== Objective ==
Find the lines of data that contain the string "อยคร", then list them.
::::
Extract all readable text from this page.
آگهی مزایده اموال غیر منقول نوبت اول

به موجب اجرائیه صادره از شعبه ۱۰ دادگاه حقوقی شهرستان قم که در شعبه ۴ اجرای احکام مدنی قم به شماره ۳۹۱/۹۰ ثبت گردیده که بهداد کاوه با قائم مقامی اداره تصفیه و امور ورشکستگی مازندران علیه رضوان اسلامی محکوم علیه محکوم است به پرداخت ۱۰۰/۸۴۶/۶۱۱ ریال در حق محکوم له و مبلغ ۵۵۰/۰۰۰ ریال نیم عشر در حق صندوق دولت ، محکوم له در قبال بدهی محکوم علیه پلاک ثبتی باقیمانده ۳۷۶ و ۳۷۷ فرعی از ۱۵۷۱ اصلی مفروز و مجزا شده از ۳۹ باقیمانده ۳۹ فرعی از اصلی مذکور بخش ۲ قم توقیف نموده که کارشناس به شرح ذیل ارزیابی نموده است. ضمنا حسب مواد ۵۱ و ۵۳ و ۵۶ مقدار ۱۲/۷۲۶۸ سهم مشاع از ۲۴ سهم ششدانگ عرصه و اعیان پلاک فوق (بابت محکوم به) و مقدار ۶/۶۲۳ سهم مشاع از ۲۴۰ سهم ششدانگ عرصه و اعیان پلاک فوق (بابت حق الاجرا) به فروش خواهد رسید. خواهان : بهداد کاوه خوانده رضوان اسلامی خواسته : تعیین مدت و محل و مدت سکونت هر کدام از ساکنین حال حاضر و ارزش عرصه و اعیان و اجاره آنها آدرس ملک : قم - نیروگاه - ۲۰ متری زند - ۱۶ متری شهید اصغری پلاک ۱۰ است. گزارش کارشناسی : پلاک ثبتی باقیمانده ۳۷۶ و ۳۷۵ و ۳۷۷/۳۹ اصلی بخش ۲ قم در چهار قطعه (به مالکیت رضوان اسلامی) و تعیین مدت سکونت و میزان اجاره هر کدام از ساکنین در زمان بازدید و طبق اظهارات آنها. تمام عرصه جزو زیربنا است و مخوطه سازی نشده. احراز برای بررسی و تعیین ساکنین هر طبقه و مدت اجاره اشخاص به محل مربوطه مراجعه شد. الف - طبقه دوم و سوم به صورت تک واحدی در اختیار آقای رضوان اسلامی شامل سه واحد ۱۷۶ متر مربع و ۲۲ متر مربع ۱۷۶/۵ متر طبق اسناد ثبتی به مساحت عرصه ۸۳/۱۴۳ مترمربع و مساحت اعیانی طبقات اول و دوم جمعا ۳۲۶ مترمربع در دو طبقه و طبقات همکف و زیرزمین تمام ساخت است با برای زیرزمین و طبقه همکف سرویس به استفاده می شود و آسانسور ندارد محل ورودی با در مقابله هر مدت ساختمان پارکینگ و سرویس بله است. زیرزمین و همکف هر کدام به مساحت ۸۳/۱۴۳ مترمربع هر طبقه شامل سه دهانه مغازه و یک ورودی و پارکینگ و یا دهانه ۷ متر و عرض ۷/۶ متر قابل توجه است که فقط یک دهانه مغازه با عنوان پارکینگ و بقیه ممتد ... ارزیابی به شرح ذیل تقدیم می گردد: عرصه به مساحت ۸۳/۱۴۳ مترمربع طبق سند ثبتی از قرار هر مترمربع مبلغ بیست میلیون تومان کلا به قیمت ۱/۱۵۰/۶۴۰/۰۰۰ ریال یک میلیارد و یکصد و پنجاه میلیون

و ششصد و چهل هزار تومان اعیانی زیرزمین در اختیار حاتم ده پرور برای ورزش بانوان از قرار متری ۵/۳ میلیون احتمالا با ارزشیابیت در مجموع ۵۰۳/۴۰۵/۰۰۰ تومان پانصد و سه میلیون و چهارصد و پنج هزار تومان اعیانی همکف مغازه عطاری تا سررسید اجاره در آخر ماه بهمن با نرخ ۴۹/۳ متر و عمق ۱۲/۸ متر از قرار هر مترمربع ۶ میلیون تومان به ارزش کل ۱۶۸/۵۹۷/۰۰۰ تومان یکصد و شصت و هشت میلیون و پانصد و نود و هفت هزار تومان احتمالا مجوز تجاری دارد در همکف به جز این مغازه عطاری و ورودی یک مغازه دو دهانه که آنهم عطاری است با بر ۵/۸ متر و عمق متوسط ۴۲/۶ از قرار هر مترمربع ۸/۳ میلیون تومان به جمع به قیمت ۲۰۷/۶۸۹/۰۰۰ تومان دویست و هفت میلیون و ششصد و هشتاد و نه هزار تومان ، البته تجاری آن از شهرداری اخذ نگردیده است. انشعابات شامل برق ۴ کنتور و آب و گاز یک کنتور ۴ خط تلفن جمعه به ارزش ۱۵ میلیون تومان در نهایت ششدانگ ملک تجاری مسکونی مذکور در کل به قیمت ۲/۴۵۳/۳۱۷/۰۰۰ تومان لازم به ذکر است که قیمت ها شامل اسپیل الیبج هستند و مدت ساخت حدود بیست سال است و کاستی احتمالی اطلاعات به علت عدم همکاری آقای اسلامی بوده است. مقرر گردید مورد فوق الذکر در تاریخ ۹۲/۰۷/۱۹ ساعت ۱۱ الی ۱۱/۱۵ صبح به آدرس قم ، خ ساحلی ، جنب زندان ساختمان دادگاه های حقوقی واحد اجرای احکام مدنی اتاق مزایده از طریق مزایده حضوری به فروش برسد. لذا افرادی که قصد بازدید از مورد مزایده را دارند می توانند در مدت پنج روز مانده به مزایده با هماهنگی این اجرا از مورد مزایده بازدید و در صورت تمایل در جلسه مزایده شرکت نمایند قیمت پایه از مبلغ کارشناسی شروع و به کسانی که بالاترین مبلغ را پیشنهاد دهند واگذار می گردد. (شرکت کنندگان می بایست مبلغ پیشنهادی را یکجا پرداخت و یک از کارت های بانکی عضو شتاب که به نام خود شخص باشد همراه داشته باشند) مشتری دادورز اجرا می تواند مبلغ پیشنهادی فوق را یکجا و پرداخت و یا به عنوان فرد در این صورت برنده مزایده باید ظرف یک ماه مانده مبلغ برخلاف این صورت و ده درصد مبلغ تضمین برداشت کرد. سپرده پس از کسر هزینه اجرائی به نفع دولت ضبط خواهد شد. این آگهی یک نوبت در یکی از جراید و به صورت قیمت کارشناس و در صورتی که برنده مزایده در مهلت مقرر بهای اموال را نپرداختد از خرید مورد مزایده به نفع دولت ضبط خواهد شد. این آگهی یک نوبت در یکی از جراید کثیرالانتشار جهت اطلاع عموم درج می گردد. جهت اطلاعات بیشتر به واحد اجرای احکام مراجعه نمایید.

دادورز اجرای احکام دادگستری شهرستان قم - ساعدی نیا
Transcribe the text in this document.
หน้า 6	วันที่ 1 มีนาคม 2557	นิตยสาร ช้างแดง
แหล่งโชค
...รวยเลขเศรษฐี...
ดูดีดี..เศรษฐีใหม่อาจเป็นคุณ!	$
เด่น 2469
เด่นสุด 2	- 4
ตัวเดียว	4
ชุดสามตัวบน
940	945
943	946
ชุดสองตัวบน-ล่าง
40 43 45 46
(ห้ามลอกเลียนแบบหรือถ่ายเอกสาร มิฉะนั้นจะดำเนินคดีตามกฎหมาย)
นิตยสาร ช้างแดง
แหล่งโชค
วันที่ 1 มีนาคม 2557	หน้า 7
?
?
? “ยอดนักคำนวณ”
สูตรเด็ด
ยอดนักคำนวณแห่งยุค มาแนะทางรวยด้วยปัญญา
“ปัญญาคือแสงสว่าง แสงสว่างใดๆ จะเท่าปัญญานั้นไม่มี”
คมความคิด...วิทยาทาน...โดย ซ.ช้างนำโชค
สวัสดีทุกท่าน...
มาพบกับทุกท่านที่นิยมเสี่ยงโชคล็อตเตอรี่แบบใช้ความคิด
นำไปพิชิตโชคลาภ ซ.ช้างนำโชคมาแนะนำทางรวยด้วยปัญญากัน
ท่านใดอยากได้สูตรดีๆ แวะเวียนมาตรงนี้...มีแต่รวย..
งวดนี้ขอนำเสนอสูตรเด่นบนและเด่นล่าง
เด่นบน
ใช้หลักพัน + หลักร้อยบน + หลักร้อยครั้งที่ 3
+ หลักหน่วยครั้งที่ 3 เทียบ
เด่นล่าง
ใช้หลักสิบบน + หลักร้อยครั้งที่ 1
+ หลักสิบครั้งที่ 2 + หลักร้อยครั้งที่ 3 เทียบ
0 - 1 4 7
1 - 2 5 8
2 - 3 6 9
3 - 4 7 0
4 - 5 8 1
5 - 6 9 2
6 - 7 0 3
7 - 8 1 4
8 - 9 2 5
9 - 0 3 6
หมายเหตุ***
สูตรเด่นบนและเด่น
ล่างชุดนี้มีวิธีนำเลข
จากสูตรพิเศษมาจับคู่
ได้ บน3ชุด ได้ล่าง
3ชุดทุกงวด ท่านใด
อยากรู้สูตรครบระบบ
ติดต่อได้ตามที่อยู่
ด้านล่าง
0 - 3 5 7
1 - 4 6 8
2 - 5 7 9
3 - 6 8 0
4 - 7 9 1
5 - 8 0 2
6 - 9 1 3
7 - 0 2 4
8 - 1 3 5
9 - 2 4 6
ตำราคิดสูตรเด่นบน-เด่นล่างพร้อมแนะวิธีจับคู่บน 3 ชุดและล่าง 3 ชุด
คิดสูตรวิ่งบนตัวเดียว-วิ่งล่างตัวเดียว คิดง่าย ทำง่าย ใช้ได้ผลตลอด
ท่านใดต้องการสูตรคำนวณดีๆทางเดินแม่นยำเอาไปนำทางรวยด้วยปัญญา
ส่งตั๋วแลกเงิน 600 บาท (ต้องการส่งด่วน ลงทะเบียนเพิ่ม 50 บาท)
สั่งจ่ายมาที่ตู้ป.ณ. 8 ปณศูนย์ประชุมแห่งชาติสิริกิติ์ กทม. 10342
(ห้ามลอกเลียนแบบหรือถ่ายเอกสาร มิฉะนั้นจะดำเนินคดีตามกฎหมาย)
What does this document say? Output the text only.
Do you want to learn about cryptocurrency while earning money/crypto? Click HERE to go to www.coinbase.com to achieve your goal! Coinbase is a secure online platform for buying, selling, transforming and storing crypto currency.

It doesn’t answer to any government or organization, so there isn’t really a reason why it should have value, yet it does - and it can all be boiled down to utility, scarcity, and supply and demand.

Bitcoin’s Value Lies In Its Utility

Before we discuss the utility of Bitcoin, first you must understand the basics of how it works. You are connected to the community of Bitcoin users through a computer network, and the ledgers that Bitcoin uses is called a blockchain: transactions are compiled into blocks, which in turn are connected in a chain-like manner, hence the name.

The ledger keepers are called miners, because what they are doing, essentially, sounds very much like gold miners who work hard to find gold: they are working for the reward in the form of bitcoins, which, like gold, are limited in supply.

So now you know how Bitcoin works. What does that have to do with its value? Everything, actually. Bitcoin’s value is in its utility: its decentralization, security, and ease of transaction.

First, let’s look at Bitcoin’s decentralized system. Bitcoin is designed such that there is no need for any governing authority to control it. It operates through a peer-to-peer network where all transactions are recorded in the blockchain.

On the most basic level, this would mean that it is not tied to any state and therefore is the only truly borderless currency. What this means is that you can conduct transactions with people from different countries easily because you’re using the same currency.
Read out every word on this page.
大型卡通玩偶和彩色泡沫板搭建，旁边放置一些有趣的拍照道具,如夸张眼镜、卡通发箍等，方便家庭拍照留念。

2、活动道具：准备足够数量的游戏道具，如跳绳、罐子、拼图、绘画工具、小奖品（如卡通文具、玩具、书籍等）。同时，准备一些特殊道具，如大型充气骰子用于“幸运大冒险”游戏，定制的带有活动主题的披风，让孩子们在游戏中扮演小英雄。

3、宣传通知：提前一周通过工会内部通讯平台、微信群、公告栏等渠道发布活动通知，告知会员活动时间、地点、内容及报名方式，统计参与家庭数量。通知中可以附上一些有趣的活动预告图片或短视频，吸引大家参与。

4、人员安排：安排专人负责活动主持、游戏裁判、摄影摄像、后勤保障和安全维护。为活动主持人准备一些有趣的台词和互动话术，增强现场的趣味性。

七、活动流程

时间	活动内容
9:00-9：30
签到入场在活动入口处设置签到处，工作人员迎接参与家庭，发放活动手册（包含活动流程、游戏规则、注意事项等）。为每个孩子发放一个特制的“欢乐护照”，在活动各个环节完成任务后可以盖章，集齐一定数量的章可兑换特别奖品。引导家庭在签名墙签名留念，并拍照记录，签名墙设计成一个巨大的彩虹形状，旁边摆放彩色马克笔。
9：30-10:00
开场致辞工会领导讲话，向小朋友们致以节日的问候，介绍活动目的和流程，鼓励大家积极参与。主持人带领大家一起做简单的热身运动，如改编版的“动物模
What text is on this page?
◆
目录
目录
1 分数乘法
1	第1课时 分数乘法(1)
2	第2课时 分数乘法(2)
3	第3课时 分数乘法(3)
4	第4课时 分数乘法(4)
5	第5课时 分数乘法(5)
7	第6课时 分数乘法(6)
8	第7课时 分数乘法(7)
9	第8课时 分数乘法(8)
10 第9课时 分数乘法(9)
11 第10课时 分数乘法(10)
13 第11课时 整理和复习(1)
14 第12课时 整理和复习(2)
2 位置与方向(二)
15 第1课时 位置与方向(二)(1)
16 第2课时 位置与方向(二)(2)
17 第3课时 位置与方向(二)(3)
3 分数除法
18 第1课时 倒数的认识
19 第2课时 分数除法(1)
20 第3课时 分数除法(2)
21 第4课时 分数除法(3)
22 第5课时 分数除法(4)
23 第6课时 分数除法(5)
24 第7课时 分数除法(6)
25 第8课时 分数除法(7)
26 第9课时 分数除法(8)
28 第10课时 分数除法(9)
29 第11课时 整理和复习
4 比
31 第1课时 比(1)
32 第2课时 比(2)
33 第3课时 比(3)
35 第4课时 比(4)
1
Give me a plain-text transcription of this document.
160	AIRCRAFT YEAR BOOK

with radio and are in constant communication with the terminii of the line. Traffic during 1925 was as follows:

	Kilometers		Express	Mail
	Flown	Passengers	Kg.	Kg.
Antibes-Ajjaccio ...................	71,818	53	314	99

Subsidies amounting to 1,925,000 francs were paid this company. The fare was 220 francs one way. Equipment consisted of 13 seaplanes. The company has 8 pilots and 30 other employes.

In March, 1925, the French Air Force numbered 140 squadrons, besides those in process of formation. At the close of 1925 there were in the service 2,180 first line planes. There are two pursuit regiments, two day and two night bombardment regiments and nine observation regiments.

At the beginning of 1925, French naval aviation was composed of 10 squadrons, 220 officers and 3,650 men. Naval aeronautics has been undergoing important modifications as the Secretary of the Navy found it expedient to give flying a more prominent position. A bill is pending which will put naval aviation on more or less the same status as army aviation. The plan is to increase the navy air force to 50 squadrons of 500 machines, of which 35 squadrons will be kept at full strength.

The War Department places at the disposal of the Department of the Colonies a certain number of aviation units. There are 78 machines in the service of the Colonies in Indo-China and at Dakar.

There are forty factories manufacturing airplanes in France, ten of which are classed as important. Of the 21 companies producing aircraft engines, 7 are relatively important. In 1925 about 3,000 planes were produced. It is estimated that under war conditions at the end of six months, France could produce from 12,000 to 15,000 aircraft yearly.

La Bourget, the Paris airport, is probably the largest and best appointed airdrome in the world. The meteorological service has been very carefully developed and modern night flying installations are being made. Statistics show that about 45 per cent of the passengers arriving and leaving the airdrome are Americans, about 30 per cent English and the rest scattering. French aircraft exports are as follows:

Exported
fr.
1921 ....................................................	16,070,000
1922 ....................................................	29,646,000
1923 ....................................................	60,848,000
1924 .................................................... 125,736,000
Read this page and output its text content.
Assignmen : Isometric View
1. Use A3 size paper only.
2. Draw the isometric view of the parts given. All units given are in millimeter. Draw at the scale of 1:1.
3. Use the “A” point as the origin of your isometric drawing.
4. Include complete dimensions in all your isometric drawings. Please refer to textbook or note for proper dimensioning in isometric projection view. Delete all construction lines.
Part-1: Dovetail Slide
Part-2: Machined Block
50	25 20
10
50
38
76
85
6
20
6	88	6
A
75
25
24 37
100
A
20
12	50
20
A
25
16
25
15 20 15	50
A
::::
== Written solution ==
ใช้หลักพัน + หลักร้อยบน + หลักร้อยครั้งที่ 3
ใช้หลักสิบบน + หลักร้อยครั้งที่ 1
+ หลักสิบครั้งที่ 2 + หลักร้อยครั้งที่ 3 เทียบ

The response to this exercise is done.